>> begin Records to use
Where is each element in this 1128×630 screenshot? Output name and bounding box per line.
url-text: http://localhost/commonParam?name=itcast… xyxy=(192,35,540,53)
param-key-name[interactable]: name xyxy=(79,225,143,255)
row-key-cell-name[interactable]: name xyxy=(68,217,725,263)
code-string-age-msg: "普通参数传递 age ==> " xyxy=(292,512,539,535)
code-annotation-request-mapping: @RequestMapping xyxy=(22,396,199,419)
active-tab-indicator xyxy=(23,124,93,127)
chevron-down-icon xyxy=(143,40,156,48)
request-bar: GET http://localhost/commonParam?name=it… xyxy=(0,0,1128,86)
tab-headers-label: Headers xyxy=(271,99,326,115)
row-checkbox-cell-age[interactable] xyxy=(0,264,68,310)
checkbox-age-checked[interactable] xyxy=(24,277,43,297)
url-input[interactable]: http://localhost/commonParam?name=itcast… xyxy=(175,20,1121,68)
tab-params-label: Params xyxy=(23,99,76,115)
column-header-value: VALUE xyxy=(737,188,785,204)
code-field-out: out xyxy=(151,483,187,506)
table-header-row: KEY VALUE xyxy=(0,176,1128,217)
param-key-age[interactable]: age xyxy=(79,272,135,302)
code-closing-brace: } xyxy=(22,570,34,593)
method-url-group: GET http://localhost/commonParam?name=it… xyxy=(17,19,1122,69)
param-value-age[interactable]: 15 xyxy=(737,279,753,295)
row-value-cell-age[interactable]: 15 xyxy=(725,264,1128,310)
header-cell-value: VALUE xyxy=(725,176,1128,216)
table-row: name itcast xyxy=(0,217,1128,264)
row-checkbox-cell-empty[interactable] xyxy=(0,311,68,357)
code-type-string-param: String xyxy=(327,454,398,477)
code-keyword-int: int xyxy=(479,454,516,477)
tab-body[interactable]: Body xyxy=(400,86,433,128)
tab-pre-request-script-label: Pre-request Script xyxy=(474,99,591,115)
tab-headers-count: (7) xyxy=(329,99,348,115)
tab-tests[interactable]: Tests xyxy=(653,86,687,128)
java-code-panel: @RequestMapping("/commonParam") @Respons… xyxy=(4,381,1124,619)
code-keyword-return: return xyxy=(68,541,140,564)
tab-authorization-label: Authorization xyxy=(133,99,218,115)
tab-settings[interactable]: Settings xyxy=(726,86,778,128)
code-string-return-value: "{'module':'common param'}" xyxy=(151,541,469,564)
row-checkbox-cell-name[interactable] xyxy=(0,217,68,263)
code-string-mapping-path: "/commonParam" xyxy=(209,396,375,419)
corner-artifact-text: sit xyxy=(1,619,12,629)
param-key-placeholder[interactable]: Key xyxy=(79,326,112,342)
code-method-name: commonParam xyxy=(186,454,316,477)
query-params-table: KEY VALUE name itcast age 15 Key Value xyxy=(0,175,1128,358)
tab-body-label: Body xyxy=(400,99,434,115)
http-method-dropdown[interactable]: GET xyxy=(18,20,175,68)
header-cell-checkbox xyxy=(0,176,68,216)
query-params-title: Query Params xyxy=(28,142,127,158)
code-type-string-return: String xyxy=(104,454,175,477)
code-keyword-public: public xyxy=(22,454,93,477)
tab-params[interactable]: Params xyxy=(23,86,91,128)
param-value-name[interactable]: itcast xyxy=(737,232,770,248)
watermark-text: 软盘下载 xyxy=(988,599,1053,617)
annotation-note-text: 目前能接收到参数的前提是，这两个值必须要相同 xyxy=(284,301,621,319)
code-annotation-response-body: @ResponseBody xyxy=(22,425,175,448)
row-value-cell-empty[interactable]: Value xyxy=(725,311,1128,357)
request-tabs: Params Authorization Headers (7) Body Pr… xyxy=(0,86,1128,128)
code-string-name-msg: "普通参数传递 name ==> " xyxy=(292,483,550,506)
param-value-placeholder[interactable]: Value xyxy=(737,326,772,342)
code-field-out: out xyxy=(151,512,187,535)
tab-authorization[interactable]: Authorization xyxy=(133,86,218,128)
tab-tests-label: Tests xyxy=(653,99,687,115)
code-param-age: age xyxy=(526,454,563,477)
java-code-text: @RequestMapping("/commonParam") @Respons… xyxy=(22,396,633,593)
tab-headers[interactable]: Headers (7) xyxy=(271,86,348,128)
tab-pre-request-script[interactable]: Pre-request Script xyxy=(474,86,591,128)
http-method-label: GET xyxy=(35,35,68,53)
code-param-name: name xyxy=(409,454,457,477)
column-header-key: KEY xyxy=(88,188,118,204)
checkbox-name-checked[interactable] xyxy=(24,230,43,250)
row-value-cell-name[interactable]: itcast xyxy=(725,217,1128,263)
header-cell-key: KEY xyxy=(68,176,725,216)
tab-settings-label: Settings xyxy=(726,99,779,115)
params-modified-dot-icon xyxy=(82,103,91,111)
>> end Records to use
### Requirements
Print out every line of the box coordinate listings above, changing nothing.

### Result of the exercise
Where is each element in this 1128×630 screenshot? Output name and bounding box per line.
url-text: http://localhost/commonParam?name=itcast… xyxy=(192,35,540,53)
param-key-name[interactable]: name xyxy=(79,225,143,255)
row-key-cell-name[interactable]: name xyxy=(68,217,725,263)
code-string-age-msg: "普通参数传递 age ==> " xyxy=(292,512,539,535)
code-annotation-request-mapping: @RequestMapping xyxy=(22,396,199,419)
active-tab-indicator xyxy=(23,124,93,127)
chevron-down-icon xyxy=(143,40,156,48)
request-bar: GET http://localhost/commonParam?name=it… xyxy=(0,0,1128,86)
tab-headers-label: Headers xyxy=(271,99,326,115)
row-checkbox-cell-age[interactable] xyxy=(0,264,68,310)
checkbox-age-checked[interactable] xyxy=(24,277,43,297)
url-input[interactable]: http://localhost/commonParam?name=itcast… xyxy=(175,20,1121,68)
tab-params-label: Params xyxy=(23,99,76,115)
column-header-value: VALUE xyxy=(737,188,785,204)
code-field-out: out xyxy=(151,483,187,506)
table-header-row: KEY VALUE xyxy=(0,176,1128,217)
param-key-age[interactable]: age xyxy=(79,272,135,302)
code-closing-brace: } xyxy=(22,570,34,593)
method-url-group: GET http://localhost/commonParam?name=it… xyxy=(17,19,1122,69)
param-value-age[interactable]: 15 xyxy=(737,279,753,295)
row-value-cell-age[interactable]: 15 xyxy=(725,264,1128,310)
header-cell-value: VALUE xyxy=(725,176,1128,216)
table-row: name itcast xyxy=(0,217,1128,264)
row-checkbox-cell-empty[interactable] xyxy=(0,311,68,357)
code-type-string-param: String xyxy=(327,454,398,477)
code-keyword-int: int xyxy=(479,454,516,477)
tab-body[interactable]: Body xyxy=(400,86,433,128)
tab-pre-request-script-label: Pre-request Script xyxy=(474,99,591,115)
tab-headers-count: (7) xyxy=(329,99,348,115)
tab-tests[interactable]: Tests xyxy=(653,86,687,128)
java-code-panel: @RequestMapping("/commonParam") @Respons… xyxy=(4,381,1124,619)
code-keyword-return: return xyxy=(68,541,140,564)
tab-authorization-label: Authorization xyxy=(133,99,218,115)
tab-settings[interactable]: Settings xyxy=(726,86,778,128)
code-string-return-value: "{'module':'common param'}" xyxy=(151,541,469,564)
row-checkbox-cell-name[interactable] xyxy=(0,217,68,263)
code-string-mapping-path: "/commonParam" xyxy=(209,396,375,419)
corner-artifact-text: sit xyxy=(1,619,12,629)
param-key-placeholder[interactable]: Key xyxy=(79,326,112,342)
code-method-name: commonParam xyxy=(186,454,316,477)
query-params-table: KEY VALUE name itcast age 15 Key Value xyxy=(0,175,1128,358)
tab-body-label: Body xyxy=(400,99,434,115)
http-method-dropdown[interactable]: GET xyxy=(18,20,175,68)
header-cell-checkbox xyxy=(0,176,68,216)
query-params-title: Query Params xyxy=(28,142,127,158)
code-type-string-return: String xyxy=(104,454,175,477)
code-keyword-public: public xyxy=(22,454,93,477)
tab-params[interactable]: Params xyxy=(23,86,91,128)
param-value-name[interactable]: itcast xyxy=(737,232,770,248)
watermark-text: 软盘下载 xyxy=(988,599,1053,617)
annotation-note-text: 目前能接收到参数的前提是，这两个值必须要相同 xyxy=(284,301,621,319)
code-annotation-response-body: @ResponseBody xyxy=(22,425,175,448)
row-value-cell-empty[interactable]: Value xyxy=(725,311,1128,357)
request-tabs: Params Authorization Headers (7) Body Pr… xyxy=(0,86,1128,128)
code-string-name-msg: "普通参数传递 name ==> " xyxy=(292,483,550,506)
param-value-placeholder[interactable]: Value xyxy=(737,326,772,342)
code-field-out: out xyxy=(151,512,187,535)
tab-authorization[interactable]: Authorization xyxy=(133,86,218,128)
tab-tests-label: Tests xyxy=(653,99,687,115)
code-param-age: age xyxy=(526,454,563,477)
java-code-text: @RequestMapping("/commonParam") @Respons… xyxy=(22,396,633,593)
tab-headers[interactable]: Headers (7) xyxy=(271,86,348,128)
tab-pre-request-script[interactable]: Pre-request Script xyxy=(474,86,591,128)
http-method-label: GET xyxy=(35,35,68,53)
code-param-name: name xyxy=(409,454,457,477)
column-header-key: KEY xyxy=(88,188,118,204)
checkbox-name-checked[interactable] xyxy=(24,230,43,250)
row-value-cell-name[interactable]: itcast xyxy=(725,217,1128,263)
header-cell-key: KEY xyxy=(68,176,725,216)
tab-settings-label: Settings xyxy=(726,99,779,115)
params-modified-dot-icon xyxy=(82,103,91,111)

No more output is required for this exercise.